• _Data provided_:
——————
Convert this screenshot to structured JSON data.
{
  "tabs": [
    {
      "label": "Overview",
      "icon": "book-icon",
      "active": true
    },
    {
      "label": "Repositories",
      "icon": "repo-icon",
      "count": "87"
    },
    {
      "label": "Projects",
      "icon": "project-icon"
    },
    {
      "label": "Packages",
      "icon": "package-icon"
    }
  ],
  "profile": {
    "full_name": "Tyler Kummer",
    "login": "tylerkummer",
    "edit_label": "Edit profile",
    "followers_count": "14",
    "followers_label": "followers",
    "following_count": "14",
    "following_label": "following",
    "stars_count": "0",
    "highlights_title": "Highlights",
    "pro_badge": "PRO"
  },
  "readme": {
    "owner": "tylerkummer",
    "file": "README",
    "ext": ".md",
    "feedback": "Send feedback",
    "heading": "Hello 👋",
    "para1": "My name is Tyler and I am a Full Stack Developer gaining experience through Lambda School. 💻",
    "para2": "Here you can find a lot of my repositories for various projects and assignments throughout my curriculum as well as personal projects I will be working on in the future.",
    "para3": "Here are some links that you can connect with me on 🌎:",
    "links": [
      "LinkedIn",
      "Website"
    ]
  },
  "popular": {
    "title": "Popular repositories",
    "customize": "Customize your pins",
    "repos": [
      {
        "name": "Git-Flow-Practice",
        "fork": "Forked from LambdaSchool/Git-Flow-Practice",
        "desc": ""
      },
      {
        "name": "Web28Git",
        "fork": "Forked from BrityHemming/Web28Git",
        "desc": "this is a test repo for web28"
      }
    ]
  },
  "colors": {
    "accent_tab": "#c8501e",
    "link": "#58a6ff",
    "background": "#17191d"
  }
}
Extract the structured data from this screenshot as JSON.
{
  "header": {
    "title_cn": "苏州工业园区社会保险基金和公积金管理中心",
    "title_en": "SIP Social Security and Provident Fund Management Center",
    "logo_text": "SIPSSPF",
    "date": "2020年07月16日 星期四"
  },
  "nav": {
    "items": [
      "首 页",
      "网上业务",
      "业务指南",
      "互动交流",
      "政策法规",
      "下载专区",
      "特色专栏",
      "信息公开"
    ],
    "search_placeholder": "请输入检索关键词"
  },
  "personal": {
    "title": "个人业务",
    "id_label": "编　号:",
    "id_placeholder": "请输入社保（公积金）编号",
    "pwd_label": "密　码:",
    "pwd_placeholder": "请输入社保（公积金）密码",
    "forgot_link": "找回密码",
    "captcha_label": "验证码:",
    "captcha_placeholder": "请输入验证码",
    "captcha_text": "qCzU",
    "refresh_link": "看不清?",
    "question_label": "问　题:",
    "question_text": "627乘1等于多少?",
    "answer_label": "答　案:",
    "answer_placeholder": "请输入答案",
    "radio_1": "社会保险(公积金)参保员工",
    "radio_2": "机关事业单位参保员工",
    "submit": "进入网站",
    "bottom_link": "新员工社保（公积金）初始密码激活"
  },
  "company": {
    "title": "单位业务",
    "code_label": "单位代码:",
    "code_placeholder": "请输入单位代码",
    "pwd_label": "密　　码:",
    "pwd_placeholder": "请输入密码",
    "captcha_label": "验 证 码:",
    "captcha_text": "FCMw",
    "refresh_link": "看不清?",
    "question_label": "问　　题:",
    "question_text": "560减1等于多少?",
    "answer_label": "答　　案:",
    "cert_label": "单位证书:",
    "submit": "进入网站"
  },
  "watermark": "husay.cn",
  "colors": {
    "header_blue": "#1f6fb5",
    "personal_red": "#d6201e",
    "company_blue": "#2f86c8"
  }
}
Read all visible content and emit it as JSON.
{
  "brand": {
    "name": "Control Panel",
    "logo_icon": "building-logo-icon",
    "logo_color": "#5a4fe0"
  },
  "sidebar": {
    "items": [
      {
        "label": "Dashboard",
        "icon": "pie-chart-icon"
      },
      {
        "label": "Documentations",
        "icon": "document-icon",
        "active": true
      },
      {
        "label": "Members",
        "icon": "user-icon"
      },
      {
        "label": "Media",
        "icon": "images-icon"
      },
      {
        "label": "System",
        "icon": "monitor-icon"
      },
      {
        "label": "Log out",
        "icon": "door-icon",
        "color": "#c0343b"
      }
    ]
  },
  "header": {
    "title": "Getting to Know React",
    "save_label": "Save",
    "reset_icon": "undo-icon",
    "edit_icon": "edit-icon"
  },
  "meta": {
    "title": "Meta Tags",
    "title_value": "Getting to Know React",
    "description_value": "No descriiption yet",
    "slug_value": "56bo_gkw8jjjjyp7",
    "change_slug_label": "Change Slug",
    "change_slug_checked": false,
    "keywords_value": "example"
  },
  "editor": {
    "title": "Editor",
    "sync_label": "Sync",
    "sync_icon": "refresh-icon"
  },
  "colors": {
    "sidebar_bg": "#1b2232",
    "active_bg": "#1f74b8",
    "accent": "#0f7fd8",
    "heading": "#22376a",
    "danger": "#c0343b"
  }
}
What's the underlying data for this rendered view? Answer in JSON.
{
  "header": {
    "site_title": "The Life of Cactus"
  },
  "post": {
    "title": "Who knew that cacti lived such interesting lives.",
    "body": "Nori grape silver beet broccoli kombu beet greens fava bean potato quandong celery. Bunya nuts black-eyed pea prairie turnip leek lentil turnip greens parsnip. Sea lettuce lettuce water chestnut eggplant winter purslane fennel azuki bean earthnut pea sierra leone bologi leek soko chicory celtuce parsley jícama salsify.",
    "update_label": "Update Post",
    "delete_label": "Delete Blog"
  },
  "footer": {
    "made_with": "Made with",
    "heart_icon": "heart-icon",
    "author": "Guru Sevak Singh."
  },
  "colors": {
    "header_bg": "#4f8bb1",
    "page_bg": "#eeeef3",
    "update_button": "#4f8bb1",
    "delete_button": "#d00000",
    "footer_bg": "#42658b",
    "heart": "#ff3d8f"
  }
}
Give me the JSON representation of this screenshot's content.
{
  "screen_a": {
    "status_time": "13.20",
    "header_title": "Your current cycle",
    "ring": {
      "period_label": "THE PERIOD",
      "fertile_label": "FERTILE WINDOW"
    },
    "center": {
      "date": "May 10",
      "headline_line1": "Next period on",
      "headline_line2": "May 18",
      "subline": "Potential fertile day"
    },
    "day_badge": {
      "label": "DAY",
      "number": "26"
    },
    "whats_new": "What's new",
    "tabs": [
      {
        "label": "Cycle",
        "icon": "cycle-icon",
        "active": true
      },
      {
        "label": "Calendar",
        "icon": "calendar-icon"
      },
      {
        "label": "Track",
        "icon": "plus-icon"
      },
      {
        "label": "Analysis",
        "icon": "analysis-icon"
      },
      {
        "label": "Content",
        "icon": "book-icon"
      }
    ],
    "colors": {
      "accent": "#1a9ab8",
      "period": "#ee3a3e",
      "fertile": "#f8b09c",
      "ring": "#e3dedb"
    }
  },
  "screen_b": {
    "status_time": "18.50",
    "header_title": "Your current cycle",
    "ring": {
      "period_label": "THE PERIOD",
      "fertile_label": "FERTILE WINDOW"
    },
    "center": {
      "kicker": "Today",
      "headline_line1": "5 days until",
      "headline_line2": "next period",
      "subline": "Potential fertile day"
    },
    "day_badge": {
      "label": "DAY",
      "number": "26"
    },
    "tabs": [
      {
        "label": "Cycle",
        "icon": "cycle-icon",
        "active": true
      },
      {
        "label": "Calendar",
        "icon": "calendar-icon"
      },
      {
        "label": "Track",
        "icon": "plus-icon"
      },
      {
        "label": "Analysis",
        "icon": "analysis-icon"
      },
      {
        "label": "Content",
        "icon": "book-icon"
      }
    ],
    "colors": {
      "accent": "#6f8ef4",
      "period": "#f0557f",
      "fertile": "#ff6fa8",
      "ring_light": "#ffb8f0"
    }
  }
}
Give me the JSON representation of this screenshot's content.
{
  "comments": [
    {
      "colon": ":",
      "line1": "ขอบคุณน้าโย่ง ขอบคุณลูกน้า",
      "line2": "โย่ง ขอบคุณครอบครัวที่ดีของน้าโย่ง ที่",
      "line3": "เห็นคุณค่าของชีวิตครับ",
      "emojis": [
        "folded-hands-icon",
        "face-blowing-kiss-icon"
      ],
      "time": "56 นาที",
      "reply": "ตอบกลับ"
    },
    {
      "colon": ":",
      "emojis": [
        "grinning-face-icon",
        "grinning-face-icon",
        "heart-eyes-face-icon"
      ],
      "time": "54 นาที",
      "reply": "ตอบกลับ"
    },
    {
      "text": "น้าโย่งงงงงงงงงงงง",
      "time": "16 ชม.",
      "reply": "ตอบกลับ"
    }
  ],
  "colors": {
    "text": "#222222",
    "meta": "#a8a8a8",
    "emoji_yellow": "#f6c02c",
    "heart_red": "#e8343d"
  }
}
——————
• _Written request_: Counting only lines of the data above that hold "Know", report the total and nothing else.

• _Answer for the task_: 2